Bring together all lines of the material below that contain the string "icon".

>> Begin ENTRIES SUPPLIED

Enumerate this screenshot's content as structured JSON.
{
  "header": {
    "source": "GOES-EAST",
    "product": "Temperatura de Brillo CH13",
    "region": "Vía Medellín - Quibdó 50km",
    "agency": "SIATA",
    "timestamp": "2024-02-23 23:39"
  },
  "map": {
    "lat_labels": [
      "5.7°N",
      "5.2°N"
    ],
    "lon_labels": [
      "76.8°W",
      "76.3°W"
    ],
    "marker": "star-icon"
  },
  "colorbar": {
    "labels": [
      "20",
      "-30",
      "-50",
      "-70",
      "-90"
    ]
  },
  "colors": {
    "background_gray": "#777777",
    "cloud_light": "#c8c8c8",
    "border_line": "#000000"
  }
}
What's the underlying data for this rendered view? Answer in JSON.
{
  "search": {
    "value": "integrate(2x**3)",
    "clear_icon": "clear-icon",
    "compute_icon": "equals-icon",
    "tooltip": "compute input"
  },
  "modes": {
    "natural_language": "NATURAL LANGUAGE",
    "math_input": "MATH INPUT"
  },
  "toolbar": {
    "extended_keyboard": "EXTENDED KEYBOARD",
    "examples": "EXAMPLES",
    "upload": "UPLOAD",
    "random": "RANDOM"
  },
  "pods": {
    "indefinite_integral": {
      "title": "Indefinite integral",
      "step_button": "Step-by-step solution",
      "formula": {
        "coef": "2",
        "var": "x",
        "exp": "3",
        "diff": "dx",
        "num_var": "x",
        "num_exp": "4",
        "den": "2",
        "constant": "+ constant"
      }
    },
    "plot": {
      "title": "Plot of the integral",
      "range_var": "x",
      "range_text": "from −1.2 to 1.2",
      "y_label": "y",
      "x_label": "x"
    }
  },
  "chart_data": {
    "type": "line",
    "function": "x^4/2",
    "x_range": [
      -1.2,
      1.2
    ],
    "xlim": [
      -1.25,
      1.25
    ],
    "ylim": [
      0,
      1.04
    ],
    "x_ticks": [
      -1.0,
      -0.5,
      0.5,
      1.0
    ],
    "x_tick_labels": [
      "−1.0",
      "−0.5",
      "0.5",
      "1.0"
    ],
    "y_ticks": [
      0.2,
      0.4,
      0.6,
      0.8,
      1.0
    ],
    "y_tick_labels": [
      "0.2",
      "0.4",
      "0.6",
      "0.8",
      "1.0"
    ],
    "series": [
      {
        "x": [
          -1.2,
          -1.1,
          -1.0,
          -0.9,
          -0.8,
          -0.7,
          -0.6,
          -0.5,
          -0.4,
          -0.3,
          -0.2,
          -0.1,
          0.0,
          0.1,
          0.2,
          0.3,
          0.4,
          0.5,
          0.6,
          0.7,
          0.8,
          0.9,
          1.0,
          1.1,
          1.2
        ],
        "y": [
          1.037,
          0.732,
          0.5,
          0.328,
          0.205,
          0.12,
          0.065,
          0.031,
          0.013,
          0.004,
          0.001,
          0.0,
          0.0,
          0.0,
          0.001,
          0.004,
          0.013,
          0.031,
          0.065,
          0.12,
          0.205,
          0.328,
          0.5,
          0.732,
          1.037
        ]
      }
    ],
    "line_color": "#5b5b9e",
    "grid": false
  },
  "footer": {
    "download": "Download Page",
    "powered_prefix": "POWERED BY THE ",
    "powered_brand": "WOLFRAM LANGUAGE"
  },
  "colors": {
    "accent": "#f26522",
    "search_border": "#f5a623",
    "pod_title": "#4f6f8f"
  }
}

>> End ENTRIES SUPPLIED

- **ANSWER TO THE EXERCISE**:
    "marker": "star-icon"
    "clear_icon": "clear-icon",
    "compute_icon": "equals-icon",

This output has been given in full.